> **Exercise description**: Extract and list every line that contains the word "window".
---------- Items
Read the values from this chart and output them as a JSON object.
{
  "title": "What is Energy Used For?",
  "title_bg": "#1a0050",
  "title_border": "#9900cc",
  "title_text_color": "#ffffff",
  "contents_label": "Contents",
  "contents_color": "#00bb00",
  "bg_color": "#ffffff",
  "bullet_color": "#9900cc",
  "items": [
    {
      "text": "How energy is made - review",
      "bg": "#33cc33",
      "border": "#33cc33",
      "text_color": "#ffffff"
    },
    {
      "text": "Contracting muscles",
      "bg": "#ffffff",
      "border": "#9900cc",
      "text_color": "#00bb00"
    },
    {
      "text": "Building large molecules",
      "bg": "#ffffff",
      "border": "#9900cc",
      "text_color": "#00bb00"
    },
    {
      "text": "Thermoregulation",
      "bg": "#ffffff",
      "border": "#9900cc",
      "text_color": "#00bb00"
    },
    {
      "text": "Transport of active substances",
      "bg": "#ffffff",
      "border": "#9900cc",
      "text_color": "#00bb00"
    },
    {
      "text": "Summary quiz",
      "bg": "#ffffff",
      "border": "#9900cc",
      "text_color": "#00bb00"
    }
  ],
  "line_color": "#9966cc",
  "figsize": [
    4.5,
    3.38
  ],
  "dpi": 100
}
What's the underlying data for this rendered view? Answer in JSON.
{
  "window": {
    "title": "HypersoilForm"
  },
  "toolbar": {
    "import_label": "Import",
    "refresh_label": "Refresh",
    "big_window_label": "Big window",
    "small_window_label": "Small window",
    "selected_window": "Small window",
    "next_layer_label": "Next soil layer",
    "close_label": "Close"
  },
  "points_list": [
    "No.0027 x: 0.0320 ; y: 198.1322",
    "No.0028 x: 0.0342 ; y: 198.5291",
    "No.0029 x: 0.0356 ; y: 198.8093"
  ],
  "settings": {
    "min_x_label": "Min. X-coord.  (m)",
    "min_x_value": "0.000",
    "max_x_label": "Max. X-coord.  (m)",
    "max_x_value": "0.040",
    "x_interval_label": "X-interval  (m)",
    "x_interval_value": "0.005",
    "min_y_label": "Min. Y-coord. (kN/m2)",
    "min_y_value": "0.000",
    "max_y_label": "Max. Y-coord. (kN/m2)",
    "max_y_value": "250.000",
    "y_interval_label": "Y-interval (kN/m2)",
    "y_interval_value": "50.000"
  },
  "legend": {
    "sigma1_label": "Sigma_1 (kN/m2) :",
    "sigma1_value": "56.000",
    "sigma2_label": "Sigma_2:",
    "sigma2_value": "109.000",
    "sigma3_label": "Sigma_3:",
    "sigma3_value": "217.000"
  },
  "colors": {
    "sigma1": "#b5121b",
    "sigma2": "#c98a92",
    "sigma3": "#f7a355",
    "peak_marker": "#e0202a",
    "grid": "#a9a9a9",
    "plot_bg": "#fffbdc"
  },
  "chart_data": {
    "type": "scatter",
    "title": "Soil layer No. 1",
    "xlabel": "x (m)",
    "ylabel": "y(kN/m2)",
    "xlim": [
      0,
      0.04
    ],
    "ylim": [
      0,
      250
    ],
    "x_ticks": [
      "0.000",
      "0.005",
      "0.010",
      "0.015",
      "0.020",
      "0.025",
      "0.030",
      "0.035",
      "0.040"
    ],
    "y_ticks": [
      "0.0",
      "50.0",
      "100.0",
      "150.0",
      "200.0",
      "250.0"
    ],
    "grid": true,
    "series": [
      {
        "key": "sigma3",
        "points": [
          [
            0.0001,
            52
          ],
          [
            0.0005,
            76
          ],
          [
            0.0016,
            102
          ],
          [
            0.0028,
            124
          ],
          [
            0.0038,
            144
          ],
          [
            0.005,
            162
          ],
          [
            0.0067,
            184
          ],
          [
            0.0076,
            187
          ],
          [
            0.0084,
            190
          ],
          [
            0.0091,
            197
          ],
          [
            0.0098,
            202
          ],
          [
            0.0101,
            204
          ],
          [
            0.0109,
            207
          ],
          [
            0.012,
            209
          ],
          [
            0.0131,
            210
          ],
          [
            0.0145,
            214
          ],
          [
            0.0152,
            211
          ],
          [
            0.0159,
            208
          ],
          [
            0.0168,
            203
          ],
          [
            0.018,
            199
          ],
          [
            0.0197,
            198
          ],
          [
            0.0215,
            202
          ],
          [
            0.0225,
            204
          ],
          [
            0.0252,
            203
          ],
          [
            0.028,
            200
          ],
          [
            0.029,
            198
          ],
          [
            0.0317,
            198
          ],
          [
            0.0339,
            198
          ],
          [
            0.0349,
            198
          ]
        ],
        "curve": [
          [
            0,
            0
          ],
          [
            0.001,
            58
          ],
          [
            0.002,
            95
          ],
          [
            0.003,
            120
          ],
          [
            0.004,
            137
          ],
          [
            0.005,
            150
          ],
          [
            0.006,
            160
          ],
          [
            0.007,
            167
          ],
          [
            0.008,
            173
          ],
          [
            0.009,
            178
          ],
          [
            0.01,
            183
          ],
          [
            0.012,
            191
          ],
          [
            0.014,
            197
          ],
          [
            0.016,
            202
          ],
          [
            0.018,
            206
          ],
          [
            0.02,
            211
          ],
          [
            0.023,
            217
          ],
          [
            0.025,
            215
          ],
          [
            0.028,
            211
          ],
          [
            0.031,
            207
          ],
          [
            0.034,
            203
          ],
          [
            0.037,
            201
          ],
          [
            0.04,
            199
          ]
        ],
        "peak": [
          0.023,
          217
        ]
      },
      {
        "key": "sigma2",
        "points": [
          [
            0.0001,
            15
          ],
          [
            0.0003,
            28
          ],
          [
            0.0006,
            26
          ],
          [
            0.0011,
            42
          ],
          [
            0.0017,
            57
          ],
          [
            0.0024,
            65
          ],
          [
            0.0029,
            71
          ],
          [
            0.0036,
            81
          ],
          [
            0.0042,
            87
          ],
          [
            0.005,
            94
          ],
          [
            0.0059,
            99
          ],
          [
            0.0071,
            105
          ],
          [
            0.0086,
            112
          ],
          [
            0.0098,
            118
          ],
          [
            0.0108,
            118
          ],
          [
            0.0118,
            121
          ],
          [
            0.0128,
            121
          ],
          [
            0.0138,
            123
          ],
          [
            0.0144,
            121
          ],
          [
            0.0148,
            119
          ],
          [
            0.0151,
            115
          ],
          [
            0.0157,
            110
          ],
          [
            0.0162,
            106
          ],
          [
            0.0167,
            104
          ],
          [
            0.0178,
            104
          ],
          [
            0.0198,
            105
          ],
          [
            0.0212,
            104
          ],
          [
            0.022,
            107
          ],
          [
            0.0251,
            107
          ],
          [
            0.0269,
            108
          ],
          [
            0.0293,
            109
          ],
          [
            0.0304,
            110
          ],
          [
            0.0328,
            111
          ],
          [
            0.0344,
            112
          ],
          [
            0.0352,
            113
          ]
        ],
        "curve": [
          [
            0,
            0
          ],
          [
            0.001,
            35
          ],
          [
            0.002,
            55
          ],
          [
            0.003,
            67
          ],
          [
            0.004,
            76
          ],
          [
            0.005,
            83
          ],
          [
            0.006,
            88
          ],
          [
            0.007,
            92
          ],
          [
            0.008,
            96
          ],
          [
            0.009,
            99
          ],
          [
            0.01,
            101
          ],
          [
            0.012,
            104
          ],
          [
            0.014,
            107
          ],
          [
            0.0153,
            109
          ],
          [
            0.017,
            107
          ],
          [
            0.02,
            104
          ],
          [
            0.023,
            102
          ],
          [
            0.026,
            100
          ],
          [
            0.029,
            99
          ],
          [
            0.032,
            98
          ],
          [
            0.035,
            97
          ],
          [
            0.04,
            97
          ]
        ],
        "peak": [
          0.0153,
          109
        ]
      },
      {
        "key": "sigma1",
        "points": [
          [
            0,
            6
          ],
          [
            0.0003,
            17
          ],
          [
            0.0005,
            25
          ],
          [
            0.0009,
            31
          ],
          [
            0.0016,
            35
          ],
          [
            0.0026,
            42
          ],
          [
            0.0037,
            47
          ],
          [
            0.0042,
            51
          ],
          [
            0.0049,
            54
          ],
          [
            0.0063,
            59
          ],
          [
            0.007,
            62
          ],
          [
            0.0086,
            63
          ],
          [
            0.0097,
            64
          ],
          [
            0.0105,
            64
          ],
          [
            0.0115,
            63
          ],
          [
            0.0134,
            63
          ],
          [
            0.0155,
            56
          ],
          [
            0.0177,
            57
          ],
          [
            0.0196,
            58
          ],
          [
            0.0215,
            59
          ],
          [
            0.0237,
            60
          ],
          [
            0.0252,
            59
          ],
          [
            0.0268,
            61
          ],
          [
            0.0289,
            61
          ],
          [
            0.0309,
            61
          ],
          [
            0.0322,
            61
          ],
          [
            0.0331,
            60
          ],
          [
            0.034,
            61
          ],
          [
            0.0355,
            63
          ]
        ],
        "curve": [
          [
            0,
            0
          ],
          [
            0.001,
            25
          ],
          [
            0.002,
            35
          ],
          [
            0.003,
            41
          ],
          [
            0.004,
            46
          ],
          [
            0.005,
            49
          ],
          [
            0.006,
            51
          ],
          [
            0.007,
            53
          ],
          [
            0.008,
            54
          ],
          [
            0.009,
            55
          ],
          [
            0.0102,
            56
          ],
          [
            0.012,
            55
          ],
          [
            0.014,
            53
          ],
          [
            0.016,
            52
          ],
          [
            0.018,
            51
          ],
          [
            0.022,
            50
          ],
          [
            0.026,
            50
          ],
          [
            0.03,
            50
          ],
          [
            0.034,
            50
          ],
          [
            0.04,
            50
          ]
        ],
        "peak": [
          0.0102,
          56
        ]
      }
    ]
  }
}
--------------------
> **Written solution**:
  "window": {
    "big_window_label": "Big window",
    "small_window_label": "Small window",
    "selected_window": "Small window",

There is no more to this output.